WORK ITEM A - According to the passage on Nowa Huta, which ancient village did the district swallow up?
WORK ITEM B - Reproduce verbatim the section of the Nowa Huta passage that opens with the words "As intended, the" and closes with "crowds? Not here.".

PASSAGE -
====

As intended, the colourless concrete conurbation of Kraków's Nowa Huta district is the direct antithesis of the city's Old Town. Ornate architecture, cobbled lanes and tourist crowds? Not here.
Aerial view of Nowa Huta and Plac Centralny. Photo by Krzysztof Tabor/AdobeStock
Raising the Behemoth: The Building of Nowa Huta
Funded by the Soviet Union, Nowa Huta swallowed up a huge swathe of ideal agricultural land, and the ancient village of Kościelniki (as well as parts of Mogiła and Krzesławice) in an attempt to create an in-your-face proletarian opponent to intellectual, artsy-fartsy, fairytale
Kraków
. Though today a separate district and suburb of Kraków, Nowa Huta was conceived as a separate city entirely, completely self-sufficient and intended to be superior to its neighbour.
Nowa Huta's architects proudly ogling a scale model of their creation.

====

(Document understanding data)
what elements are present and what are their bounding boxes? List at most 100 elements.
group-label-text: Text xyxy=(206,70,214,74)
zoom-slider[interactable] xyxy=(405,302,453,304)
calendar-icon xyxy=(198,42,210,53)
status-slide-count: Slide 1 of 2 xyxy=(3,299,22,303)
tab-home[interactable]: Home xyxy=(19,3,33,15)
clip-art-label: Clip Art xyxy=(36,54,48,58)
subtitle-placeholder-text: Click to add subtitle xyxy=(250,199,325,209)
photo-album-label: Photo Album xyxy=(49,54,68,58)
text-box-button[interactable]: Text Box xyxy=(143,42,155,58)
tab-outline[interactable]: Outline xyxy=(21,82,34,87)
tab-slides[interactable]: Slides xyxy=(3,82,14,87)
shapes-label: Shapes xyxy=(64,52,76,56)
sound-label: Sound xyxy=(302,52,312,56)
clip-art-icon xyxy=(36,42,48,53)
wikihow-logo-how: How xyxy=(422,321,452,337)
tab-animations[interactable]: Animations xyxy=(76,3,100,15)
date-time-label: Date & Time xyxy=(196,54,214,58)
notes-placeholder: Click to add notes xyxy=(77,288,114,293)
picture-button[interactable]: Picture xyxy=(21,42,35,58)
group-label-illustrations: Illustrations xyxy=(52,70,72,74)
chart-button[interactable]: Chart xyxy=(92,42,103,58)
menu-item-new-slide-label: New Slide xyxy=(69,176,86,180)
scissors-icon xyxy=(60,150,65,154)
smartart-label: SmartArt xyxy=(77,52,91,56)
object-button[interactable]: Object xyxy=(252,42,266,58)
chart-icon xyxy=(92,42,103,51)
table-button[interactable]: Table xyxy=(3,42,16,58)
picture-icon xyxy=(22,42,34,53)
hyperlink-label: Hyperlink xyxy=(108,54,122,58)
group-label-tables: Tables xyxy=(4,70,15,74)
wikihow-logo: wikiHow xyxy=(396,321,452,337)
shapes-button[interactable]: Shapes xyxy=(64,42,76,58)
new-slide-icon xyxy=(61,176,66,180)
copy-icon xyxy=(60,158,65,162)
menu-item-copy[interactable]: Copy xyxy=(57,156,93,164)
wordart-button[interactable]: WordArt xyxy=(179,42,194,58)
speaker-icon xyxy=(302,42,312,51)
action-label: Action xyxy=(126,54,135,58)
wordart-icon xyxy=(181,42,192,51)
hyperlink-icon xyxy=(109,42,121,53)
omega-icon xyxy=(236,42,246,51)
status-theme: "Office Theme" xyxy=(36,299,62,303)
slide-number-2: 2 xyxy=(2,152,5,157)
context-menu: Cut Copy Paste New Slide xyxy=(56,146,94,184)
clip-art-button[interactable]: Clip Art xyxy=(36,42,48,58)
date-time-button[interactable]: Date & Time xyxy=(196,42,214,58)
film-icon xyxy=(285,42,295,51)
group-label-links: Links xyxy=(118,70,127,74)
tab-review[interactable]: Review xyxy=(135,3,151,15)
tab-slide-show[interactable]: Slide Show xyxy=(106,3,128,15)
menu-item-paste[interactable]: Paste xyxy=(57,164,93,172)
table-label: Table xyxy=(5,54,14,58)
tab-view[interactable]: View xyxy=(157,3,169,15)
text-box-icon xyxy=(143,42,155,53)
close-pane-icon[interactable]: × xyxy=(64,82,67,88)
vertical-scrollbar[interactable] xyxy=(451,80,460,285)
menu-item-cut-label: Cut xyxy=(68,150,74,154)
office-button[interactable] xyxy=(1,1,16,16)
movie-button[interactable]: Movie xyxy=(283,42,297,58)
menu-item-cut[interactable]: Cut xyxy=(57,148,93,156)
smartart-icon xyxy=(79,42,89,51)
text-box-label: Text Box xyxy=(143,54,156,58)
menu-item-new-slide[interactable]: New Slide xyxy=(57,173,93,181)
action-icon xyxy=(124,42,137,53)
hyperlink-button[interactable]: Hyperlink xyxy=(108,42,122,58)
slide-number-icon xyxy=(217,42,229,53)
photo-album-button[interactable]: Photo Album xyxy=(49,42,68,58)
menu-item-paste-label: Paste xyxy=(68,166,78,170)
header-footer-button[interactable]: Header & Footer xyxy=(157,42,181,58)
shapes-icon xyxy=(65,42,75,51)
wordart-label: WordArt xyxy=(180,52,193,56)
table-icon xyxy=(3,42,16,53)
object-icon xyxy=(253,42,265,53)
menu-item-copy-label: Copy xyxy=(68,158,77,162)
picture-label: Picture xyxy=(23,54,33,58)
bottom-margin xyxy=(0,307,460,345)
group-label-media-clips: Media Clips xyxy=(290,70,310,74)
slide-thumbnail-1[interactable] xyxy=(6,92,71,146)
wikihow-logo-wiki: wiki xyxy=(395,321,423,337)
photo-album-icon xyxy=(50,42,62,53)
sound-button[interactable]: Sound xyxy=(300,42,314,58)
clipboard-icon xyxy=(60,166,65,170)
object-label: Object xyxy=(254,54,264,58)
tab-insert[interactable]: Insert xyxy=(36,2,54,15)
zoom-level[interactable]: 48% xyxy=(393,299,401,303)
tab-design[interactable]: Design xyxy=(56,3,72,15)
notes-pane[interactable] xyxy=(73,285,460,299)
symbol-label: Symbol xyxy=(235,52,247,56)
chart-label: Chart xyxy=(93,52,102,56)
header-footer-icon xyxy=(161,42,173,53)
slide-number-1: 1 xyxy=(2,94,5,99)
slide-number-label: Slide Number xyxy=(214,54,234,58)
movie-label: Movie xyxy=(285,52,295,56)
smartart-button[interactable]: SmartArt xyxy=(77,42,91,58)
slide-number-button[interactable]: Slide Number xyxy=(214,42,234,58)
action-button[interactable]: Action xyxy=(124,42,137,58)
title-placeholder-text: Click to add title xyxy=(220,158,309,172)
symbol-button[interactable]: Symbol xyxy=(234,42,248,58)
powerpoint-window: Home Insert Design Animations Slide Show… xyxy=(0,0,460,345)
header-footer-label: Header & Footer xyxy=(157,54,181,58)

====

RESPONSE A - Kościelniki

RESPONSE B -
As intended, the colourless concrete conurbation of Kraków's Nowa Huta district is the direct antithesis of the city's Old Town. Ornate architecture, cobbled lanes and tourist crowds? Not here.